>> Begin Raw data
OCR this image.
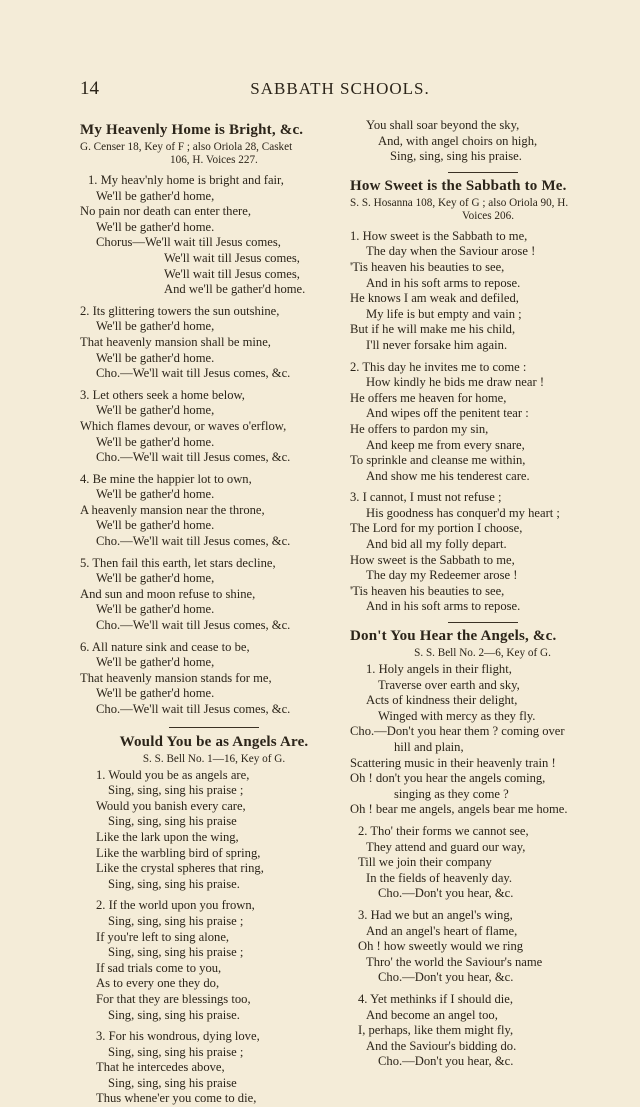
14	SABBATH SCHOOLS.
My Heavenly Home is Bright, &c.
G. Censer 18, Key of F ; also Oriola 28, Casket
106, H. Voices 227.
1. My heav'nly home is bright and fair,
We'll be gather'd home,
No pain nor death can enter there,
We'll be gather'd home.
Chorus—We'll wait till Jesus comes,
We'll wait till Jesus comes,
We'll wait till Jesus comes,
And we'll be gather'd home.
2. Its glittering towers the sun outshine,
We'll be gather'd home,
That heavenly mansion shall be mine,
We'll be gather'd home.
Cho.—We'll wait till Jesus comes, &c.
3. Let others seek a home below,
We'll be gather'd home,
Which flames devour, or waves o'erflow,
We'll be gather'd home.
Cho.—We'll wait till Jesus comes, &c.
4. Be mine the happier lot to own,
We'll be gather'd home.
A heavenly mansion near the throne,
We'll be gather'd home.
Cho.—We'll wait till Jesus comes, &c.
5. Then fail this earth, let stars decline,
We'll be gather'd home,
And sun and moon refuse to shine,
We'll be gather'd home.
Cho.—We'll wait till Jesus comes, &c.
6. All nature sink and cease to be,
We'll be gather'd home,
That heavenly mansion stands for me,
We'll be gather'd home.
Cho.—We'll wait till Jesus comes, &c.
Would You be as Angels Are.
S. S. Bell No. 1—16, Key of G.
1. Would you be as angels are,
Sing, sing, sing his praise ;
Would you banish every care,
Sing, sing, sing his praise
Like the lark upon the wing,
Like the warbling bird of spring,
Like the crystal spheres that ring,
Sing, sing, sing his praise.
2. If the world upon you frown,
Sing, sing, sing his praise ;
If you're left to sing alone,
Sing, sing, sing his praise ;
If sad trials come to you,
As to every one they do,
For that they are blessings too,
Sing, sing, sing his praise.
3. For his wondrous, dying love,
Sing, sing, sing his praise ;
That he intercedes above,
Sing, sing, sing his praise
Thus whene'er you come to die,
You shall soar beyond the sky,
And, with angel choirs on high,
Sing, sing, sing his praise.
How Sweet is the Sabbath to Me.
S. S. Hosanna 108, Key of G ; also Oriola 90, H.
Voices 206.
1. How sweet is the Sabbath to me,
The day when the Saviour arose !
'Tis heaven his beauties to see,
And in his soft arms to repose.
He knows I am weak and defiled,
My life is but empty and vain ;
But if he will make me his child,
I'll never forsake him again.
2. This day he invites me to come :
How kindly he bids me draw near !
He offers me heaven for home,
And wipes off the penitent tear :
He offers to pardon my sin,
And keep me from every snare,
To sprinkle and cleanse me within,
And show me his tenderest care.
3. I cannot, I must not refuse ;
His goodness has conquer'd my heart ;
The Lord for my portion I choose,
And bid all my folly depart.
How sweet is the Sabbath to me,
The day my Redeemer arose !
'Tis heaven his beauties to see,
And in his soft arms to repose.
Don't You Hear the Angels, &c.
S. S. Bell No. 2—6, Key of G.
1. Holy angels in their flight,
Traverse over earth and sky,
Acts of kindness their delight,
Winged with mercy as they fly.
Cho.—Don't you hear them ? coming over
hill and plain,
Scattering music in their heavenly train !
Oh ! don't you hear the angels coming,
singing as they come ?
Oh ! bear me angels, angels bear me home.
2. Tho' their forms we cannot see,
They attend and guard our way,
Till we join their company
In the fields of heavenly day.
Cho.—Don't you hear, &c.
3. Had we but an angel's wing,
And an angel's heart of flame,
Oh ! how sweetly would we ring
Thro' the world the Saviour's name
Cho.—Don't you hear, &c.
4. Yet methinks if I should die,
And become an angel too,
I, perhaps, like them might fly,
And the Saviour's bidding do.
Cho.—Don't you hear, &c.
>> End Raw data
- Written task:
Quote every line of the records above exactly; no picture is to be copied.

- Solution to the problem:
OCR this image.
14	SABBATH SCHOOLS.
My Heavenly Home is Bright, &c.
G. Censer 18, Key of F ; also Oriola 28, Casket
106, H. Voices 227.
1. My heav'nly home is bright and fair,
We'll be gather'd home,
No pain nor death can enter there,
We'll be gather'd home.
Chorus—We'll wait till Jesus comes,
We'll wait till Jesus comes,
We'll wait till Jesus comes,
And we'll be gather'd home.
2. Its glittering towers the sun outshine,
We'll be gather'd home,
That heavenly mansion shall be mine,
We'll be gather'd home.
Cho.—We'll wait till Jesus comes, &c.
3. Let others seek a home below,
We'll be gather'd home,
Which flames devour, or waves o'erflow,
We'll be gather'd home.
Cho.—We'll wait till Jesus comes, &c.
4. Be mine the happier lot to own,
We'll be gather'd home.
A heavenly mansion near the throne,
We'll be gather'd home.
Cho.—We'll wait till Jesus comes, &c.
5. Then fail this earth, let stars decline,
We'll be gather'd home,
And sun and moon refuse to shine,
We'll be gather'd home.
Cho.—We'll wait till Jesus comes, &c.
6. All nature sink and cease to be,
We'll be gather'd home,
That heavenly mansion stands for me,
We'll be gather'd home.
Cho.—We'll wait till Jesus comes, &c.
Would You be as Angels Are.
S. S. Bell No. 1—16, Key of G.
1. Would you be as angels are,
Sing, sing, sing his praise ;
Would you banish every care,
Sing, sing, sing his praise
Like the lark upon the wing,
Like the warbling bird of spring,
Like the crystal spheres that ring,
Sing, sing, sing his praise.
2. If the world upon you frown,
Sing, sing, sing his praise ;
If you're left to sing alone,
Sing, sing, sing his praise ;
If sad trials come to you,
As to every one they do,
For that they are blessings too,
Sing, sing, sing his praise.
3. For his wondrous, dying love,
Sing, sing, sing his praise ;
That he intercedes above,
Sing, sing, sing his praise
Thus whene'er you come to die,
You shall soar beyond the sky,
And, with angel choirs on high,
Sing, sing, sing his praise.
How Sweet is the Sabbath to Me.
S. S. Hosanna 108, Key of G ; also Oriola 90, H.
Voices 206.
1. How sweet is the Sabbath to me,
The day when the Saviour arose !
'Tis heaven his beauties to see,
And in his soft arms to repose.
He knows I am weak and defiled,
My life is but empty and vain ;
But if he will make me his child,
I'll never forsake him again.
2. This day he invites me to come :
How kindly he bids me draw near !
He offers me heaven for home,
And wipes off the penitent tear :
He offers to pardon my sin,
And keep me from every snare,
To sprinkle and cleanse me within,
And show me his tenderest care.
3. I cannot, I must not refuse ;
His goodness has conquer'd my heart ;
The Lord for my portion I choose,
And bid all my folly depart.
How sweet is the Sabbath to me,
The day my Redeemer arose !
'Tis heaven his beauties to see,
And in his soft arms to repose.
Don't You Hear the Angels, &c.
S. S. Bell No. 2—6, Key of G.
1. Holy angels in their flight,
Traverse over earth and sky,
Acts of kindness their delight,
Winged with mercy as they fly.
Cho.—Don't you hear them ? coming over
hill and plain,
Scattering music in their heavenly train !
Oh ! don't you hear the angels coming,
singing as they come ?
Oh ! bear me angels, angels bear me home.
2. Tho' their forms we cannot see,
They attend and guard our way,
Till we join their company
In the fields of heavenly day.
Cho.—Don't you hear, &c.
3. Had we but an angel's wing,
And an angel's heart of flame,
Oh ! how sweetly would we ring
Thro' the world the Saviour's name
Cho.—Don't you hear, &c.
4. Yet methinks if I should die,
And become an angel too,
I, perhaps, like them might fly,
And the Saviour's bidding do.
Cho.—Don't you hear, &c.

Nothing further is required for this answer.